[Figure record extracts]
◇ ◇ ◇ ◇ ◇ ◇ ◇

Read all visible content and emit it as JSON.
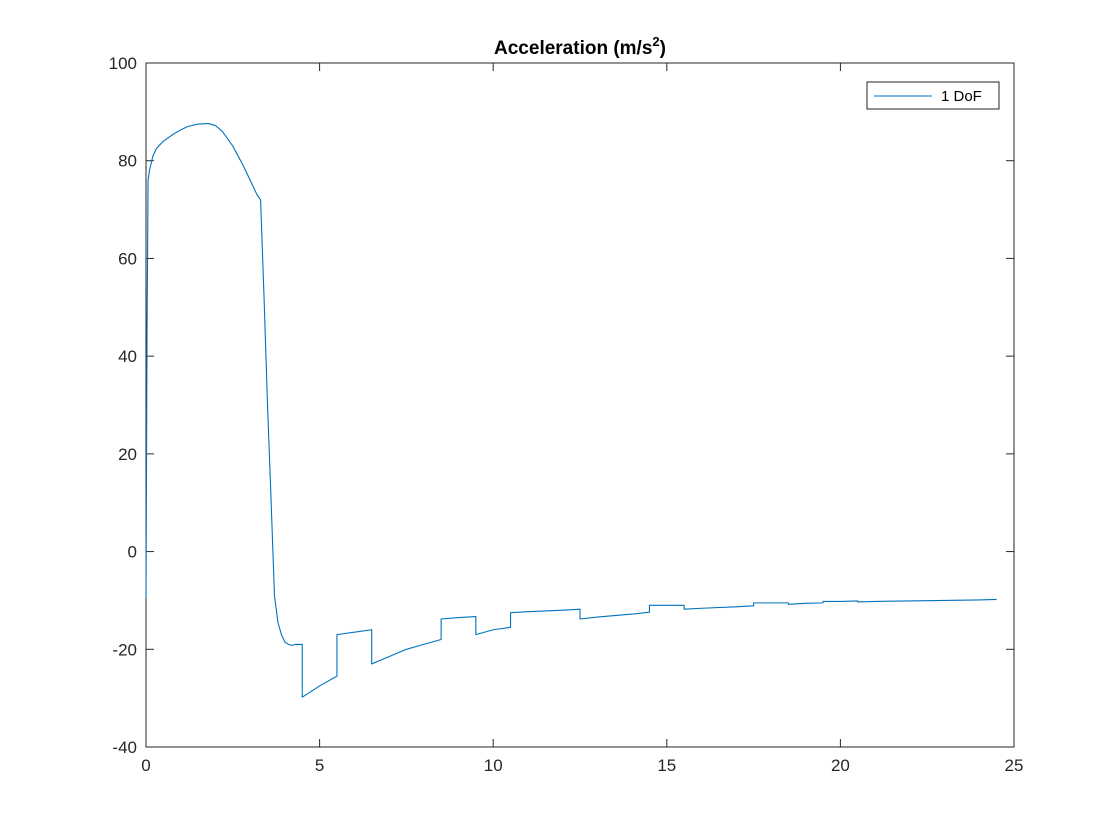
{
  "chart_data": {
    "type": "line",
    "title": "Acceleration (m/s",
    "title_superscript": "2",
    "title_suffix": ")",
    "xlabel": "",
    "ylabel": "",
    "xlim": [
      0,
      25
    ],
    "ylim": [
      -40,
      100
    ],
    "x_ticks": [
      0,
      5,
      10,
      15,
      20,
      25
    ],
    "x_tick_labels": [
      "0",
      "5",
      "10",
      "15",
      "20",
      "25"
    ],
    "y_ticks": [
      -40,
      -20,
      0,
      20,
      40,
      60,
      80,
      100
    ],
    "y_tick_labels": [
      "-40",
      "-20",
      "0",
      "20",
      "40",
      "60",
      "80",
      "100"
    ],
    "grid": false,
    "legend_position": "top-right",
    "line_color": "#0072BD",
    "series": [
      {
        "name": "1 DoF",
        "x": [
          0,
          0.03,
          0.06,
          0.1,
          0.2,
          0.3,
          0.5,
          0.8,
          1.0,
          1.2,
          1.5,
          1.8,
          2.0,
          2.2,
          2.5,
          2.8,
          3.0,
          3.2,
          3.3,
          3.4,
          3.5,
          3.6,
          3.7,
          3.8,
          3.9,
          4.0,
          4.1,
          4.2,
          4.3,
          4.4,
          4.5,
          4.5,
          5.0,
          5.5,
          5.5,
          6.0,
          6.5,
          6.5,
          7.0,
          7.5,
          8.0,
          8.5,
          8.5,
          9.0,
          9.5,
          9.5,
          10.0,
          10.5,
          10.5,
          11.0,
          12.0,
          12.5,
          12.5,
          13.0,
          14.0,
          14.5,
          14.5,
          15.0,
          15.5,
          15.5,
          16.0,
          17.0,
          17.5,
          17.5,
          18.0,
          18.5,
          18.5,
          19.0,
          19.5,
          19.5,
          20.0,
          20.5,
          20.5,
          21.0,
          22.0,
          23.0,
          24.0,
          24.5
        ],
        "values": [
          -9.5,
          45,
          76,
          78,
          81,
          82.5,
          84,
          85.5,
          86.3,
          87,
          87.5,
          87.6,
          87.2,
          86,
          83,
          79,
          76,
          73,
          72,
          52,
          30,
          11,
          -9,
          -14.5,
          -17,
          -18.5,
          -19,
          -19.2,
          -19,
          -19,
          -19,
          -29.8,
          -27.5,
          -25.5,
          -17,
          -16.5,
          -16,
          -23,
          -21.5,
          -20,
          -19,
          -18,
          -13.8,
          -13.5,
          -13.3,
          -17,
          -16,
          -15.5,
          -12.5,
          -12.3,
          -12,
          -11.8,
          -13.8,
          -13.4,
          -12.8,
          -12.4,
          -11,
          -11,
          -11,
          -11.8,
          -11.6,
          -11.3,
          -11.1,
          -10.5,
          -10.5,
          -10.5,
          -10.8,
          -10.6,
          -10.5,
          -10.2,
          -10.2,
          -10.1,
          -10.3,
          -10.2,
          -10.1,
          -10.0,
          -9.9,
          -9.8
        ]
      }
    ]
  }
}
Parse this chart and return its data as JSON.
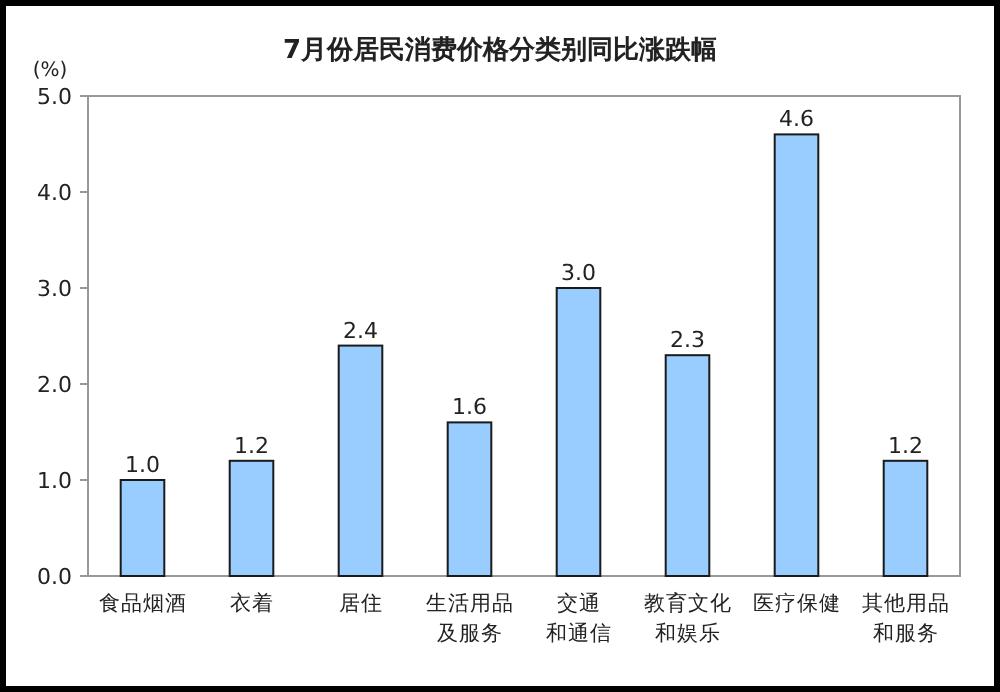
{
  "chart_data": {
    "type": "bar",
    "title": "7月份居民消费价格分类别同比涨跌幅",
    "ylabel": "(%)",
    "categories": [
      "食品烟酒",
      "衣着",
      "居住",
      "生活用品及服务",
      "交通和通信",
      "教育文化和娱乐",
      "医疗保健",
      "其他用品和服务"
    ],
    "values": [
      1.0,
      1.2,
      2.4,
      1.6,
      3.0,
      2.3,
      4.6,
      1.2
    ],
    "color": "#99ccff",
    "ylim": [
      0,
      5
    ],
    "yticks": [
      {
        "value": 0,
        "label": "0.0"
      },
      {
        "value": 1,
        "label": "1.0"
      },
      {
        "value": 2,
        "label": "2.0"
      },
      {
        "value": 3,
        "label": "3.0"
      },
      {
        "value": 4,
        "label": "4.0"
      },
      {
        "value": 5,
        "label": "5.0"
      }
    ],
    "value_labels": [
      "1.0",
      "1.2",
      "2.4",
      "1.6",
      "3.0",
      "2.3",
      "4.6",
      "1.2"
    ],
    "grid": false
  }
}
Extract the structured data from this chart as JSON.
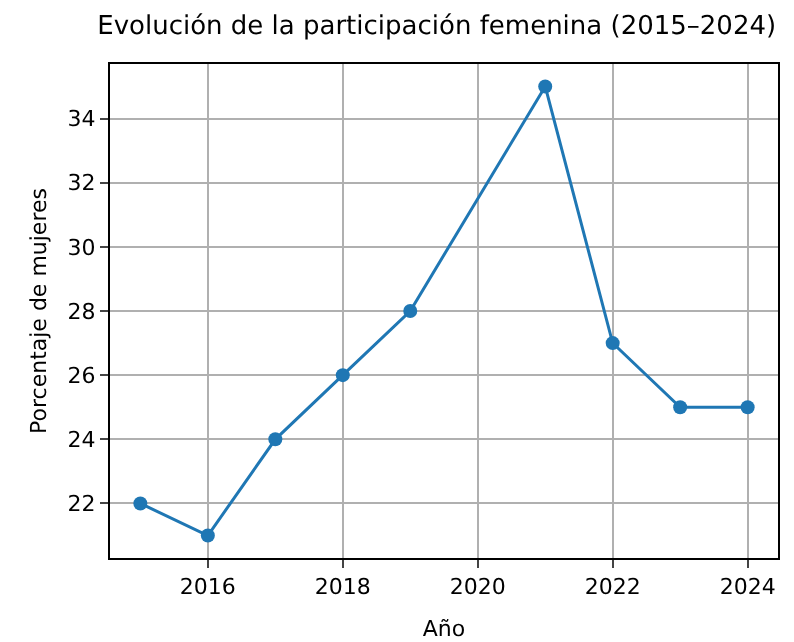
{
  "chart_data": {
    "type": "line",
    "title": "Evolución de la participación femenina (2015–2024)",
    "xlabel": "Año",
    "ylabel": "Porcentaje de mujeres",
    "x": [
      2015,
      2016,
      2017,
      2018,
      2019,
      2021,
      2022,
      2023,
      2024
    ],
    "series": [
      {
        "color": "#1f77b4",
        "values": [
          22,
          21,
          24,
          26,
          28,
          35,
          27,
          25,
          25
        ]
      }
    ],
    "xlim": [
      2014.55,
      2024.45
    ],
    "xticks": [
      2016,
      2018,
      2020,
      2022,
      2024
    ],
    "ylim": [
      20.3,
      35.7
    ],
    "yticks": [
      22,
      24,
      26,
      28,
      30,
      32,
      34
    ],
    "grid": true,
    "marker": "circle",
    "line_style": "solid"
  }
}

◇ ◇ ◇ ◇ ◇ ◇ ◇

### DIRECTIONS:
Reproduce every line above as written, skipping pictures.

### EXERCISE RESULT:
Read all visible content and emit it as JSON.
{
  "chart_data": {
    "type": "line",
    "title": "Acceleration (m/s",
    "title_superscript": "2",
    "title_suffix": ")",
    "xlabel": "",
    "ylabel": "",
    "xlim": [
      0,
      25
    ],
    "ylim": [
      -40,
      100
    ],
    "x_ticks": [
      0,
      5,
      10,
      15,
      20,
      25
    ],
    "x_tick_labels": [
      "0",
      "5",
      "10",
      "15",
      "20",
      "25"
    ],
    "y_ticks": [
      -40,
      -20,
      0,
      20,
      40,
      60,
      80,
      100
    ],
    "y_tick_labels": [
      "-40",
      "-20",
      "0",
      "20",
      "40",
      "60",
      "80",
      "100"
    ],
    "grid": false,
    "legend_position": "top-right",
    "line_color": "#0072BD",
    "series": [
      {
        "name": "1 DoF",
        "x": [
          0,
          0.03,
          0.06,
          0.1,
          0.2,
          0.3,
          0.5,
          0.8,
          1.0,
          1.2,
          1.5,
          1.8,
          2.0,
          2.2,
          2.5,
          2.8,
          3.0,
          3.2,
          3.3,
          3.4,
          3.5,
          3.6,
          3.7,
          3.8,
          3.9,
          4.0,
          4.1,
          4.2,
          4.3,
          4.4,
          4.5,
          4.5,
          5.0,
          5.5,
          5.5,
          6.0,
          6.5,
          6.5,
          7.0,
          7.5,
          8.0,
          8.5,
          8.5,
          9.0,
          9.5,
          9.5,
          10.0,
          10.5,
          10.5,
          11.0,
          12.0,
          12.5,
          12.5,
          13.0,
          14.0,
          14.5,
          14.5,
          15.0,
          15.5,
          15.5,
          16.0,
          17.0,
          17.5,
          17.5,
          18.0,
          18.5,
          18.5,
          19.0,
          19.5,
          19.5,
          20.0,
          20.5,
          20.5,
          21.0,
          22.0,
          23.0,
          24.0,
          24.5
        ],
        "values": [
          -9.5,
          45,
          76,
          78,
          81,
          82.5,
          84,
          85.5,
          86.3,
          87,
          87.5,
          87.6,
          87.2,
          86,
          83,
          79,
          76,
          73,
          72,
          52,
          30,
          11,
          -9,
          -14.5,
          -17,
          -18.5,
          -19,
          -19.2,
          -19,
          -19,
          -19,
          -29.8,
          -27.5,
          -25.5,
          -17,
          -16.5,
          -16,
          -23,
          -21.5,
          -20,
          -19,
          -18,
          -13.8,
          -13.5,
          -13.3,
          -17,
          -16,
          -15.5,
          -12.5,
          -12.3,
          -12,
          -11.8,
          -13.8,
          -13.4,
          -12.8,
          -12.4,
          -11,
          -11,
          -11,
          -11.8,
          -11.6,
          -11.3,
          -11.1,
          -10.5,
          -10.5,
          -10.5,
          -10.8,
          -10.6,
          -10.5,
          -10.2,
          -10.2,
          -10.1,
          -10.3,
          -10.2,
          -10.1,
          -10.0,
          -9.9,
          -9.8
        ]
      }
    ]
  }
}
Parse this chart and return its data as JSON.
{
  "chart_data": {
    "type": "bar",
    "title": "7月份居民消费价格分类别同比涨跌幅",
    "ylabel": "(%)",
    "categories": [
      "食品烟酒",
      "衣着",
      "居住",
      "生活用品及服务",
      "交通和通信",
      "教育文化和娱乐",
      "医疗保健",
      "其他用品和服务"
    ],
    "values": [
      1.0,
      1.2,
      2.4,
      1.6,
      3.0,
      2.3,
      4.6,
      1.2
    ],
    "color": "#99ccff",
    "ylim": [
      0,
      5
    ],
    "yticks": [
      {
        "value": 0,
        "label": "0.0"
      },
      {
        "value": 1,
        "label": "1.0"
      },
      {
        "value": 2,
        "label": "2.0"
      },
      {
        "value": 3,
        "label": "3.0"
      },
      {
        "value": 4,
        "label": "4.0"
      },
      {
        "value": 5,
        "label": "5.0"
      }
    ],
    "value_labels": [
      "1.0",
      "1.2",
      "2.4",
      "1.6",
      "3.0",
      "2.3",
      "4.6",
      "1.2"
    ],
    "grid": false
  }
}
Extract the structured data from this chart as JSON.
{
  "chart_data": {
    "type": "line",
    "title": "Evolución de la participación femenina (2015–2024)",
    "xlabel": "Año",
    "ylabel": "Porcentaje de mujeres",
    "x": [
      2015,
      2016,
      2017,
      2018,
      2019,
      2021,
      2022,
      2023,
      2024
    ],
    "series": [
      {
        "color": "#1f77b4",
        "values": [
          22,
          21,
          24,
          26,
          28,
          35,
          27,
          25,
          25
        ]
      }
    ],
    "xlim": [
      2014.55,
      2024.45
    ],
    "xticks": [
      2016,
      2018,
      2020,
      2022,
      2024
    ],
    "ylim": [
      20.3,
      35.7
    ],
    "yticks": [
      22,
      24,
      26,
      28,
      30,
      32,
      34
    ],
    "grid": true,
    "marker": "circle",
    "line_style": "solid"
  }
}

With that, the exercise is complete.